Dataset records
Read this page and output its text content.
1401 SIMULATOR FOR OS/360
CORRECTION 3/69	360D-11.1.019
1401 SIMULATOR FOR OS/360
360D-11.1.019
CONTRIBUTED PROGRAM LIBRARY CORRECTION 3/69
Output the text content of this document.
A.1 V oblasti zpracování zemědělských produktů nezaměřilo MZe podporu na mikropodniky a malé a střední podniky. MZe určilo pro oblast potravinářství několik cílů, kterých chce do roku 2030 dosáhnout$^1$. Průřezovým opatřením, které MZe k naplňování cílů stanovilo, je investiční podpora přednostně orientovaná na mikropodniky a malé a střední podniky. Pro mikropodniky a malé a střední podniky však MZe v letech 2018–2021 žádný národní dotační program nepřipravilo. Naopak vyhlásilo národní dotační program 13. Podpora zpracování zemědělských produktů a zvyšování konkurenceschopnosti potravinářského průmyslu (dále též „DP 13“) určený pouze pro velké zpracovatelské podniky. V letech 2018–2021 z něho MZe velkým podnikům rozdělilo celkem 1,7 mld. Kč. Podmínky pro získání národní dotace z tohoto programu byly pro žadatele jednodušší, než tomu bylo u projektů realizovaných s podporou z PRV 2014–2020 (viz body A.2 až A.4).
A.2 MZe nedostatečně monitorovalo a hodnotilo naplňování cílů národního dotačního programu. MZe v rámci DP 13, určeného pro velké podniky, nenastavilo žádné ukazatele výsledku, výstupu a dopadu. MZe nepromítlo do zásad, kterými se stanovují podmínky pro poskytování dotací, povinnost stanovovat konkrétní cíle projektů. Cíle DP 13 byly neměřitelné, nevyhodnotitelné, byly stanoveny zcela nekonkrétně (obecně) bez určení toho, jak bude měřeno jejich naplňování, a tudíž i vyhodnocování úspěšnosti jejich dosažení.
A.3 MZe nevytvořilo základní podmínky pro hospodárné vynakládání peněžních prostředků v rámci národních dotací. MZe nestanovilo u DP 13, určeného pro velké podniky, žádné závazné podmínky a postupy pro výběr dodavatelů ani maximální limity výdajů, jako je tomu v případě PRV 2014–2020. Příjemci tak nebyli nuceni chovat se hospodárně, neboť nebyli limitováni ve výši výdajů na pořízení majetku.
--
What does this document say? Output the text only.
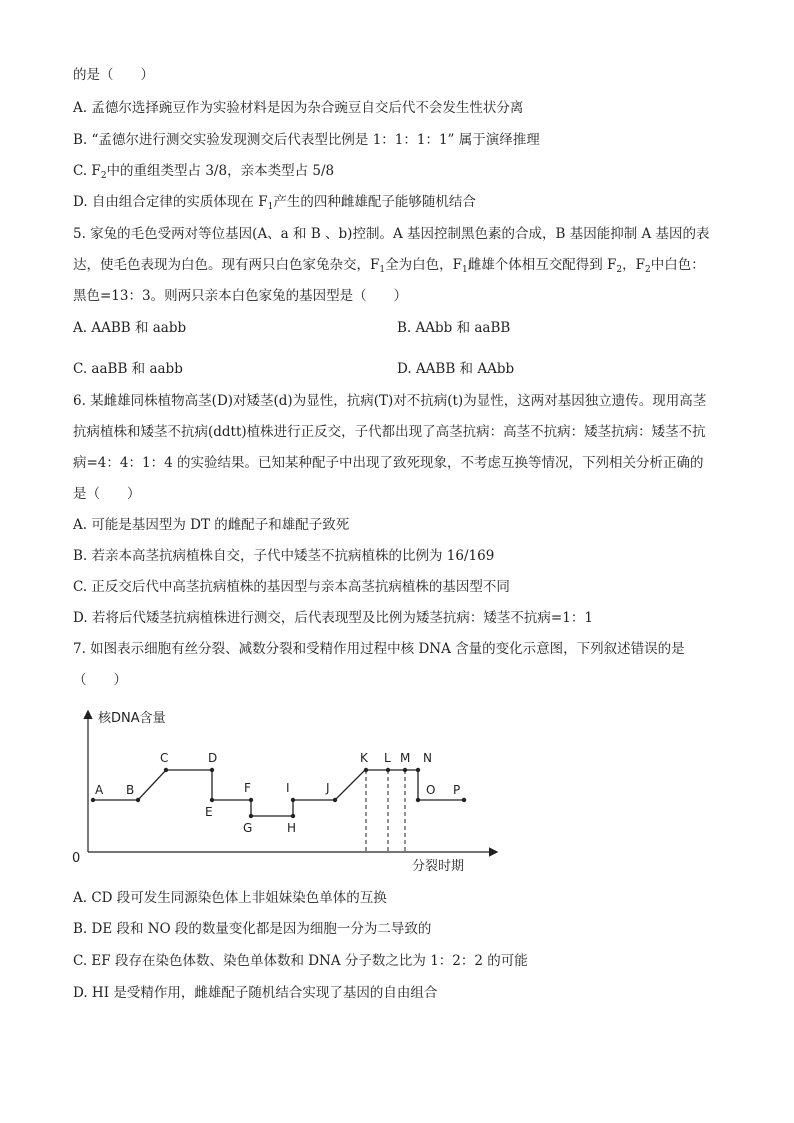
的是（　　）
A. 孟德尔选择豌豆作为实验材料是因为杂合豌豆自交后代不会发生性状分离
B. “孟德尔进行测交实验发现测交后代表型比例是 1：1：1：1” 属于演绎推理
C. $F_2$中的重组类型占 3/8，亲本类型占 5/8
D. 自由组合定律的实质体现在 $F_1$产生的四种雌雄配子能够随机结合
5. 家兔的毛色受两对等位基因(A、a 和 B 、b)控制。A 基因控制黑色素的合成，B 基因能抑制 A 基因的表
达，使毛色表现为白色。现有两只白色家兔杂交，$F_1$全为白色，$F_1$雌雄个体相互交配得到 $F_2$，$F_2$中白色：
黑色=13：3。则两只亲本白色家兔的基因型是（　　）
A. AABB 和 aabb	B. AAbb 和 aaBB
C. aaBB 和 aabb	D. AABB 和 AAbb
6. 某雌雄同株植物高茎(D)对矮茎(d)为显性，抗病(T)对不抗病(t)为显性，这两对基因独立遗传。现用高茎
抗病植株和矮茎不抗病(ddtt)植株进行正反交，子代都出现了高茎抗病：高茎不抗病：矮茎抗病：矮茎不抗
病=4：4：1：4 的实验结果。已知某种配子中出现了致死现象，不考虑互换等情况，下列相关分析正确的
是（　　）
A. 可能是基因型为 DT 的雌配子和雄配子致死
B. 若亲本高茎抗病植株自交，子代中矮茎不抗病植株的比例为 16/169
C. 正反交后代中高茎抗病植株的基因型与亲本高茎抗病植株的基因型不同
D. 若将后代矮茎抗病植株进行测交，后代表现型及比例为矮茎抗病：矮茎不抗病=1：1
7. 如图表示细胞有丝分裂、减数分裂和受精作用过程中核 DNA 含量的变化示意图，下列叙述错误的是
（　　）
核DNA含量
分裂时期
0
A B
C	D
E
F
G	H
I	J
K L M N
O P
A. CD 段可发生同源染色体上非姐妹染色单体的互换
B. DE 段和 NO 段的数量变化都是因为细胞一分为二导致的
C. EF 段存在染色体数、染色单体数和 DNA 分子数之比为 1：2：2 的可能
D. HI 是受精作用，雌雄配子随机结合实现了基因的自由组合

• Your goal:
Which lines hold the word "this"? Return all of them from the records above.

• Answer for the task:
Read this page and output its text content.
Output the text content of this document.
What does this document say? Output the text only.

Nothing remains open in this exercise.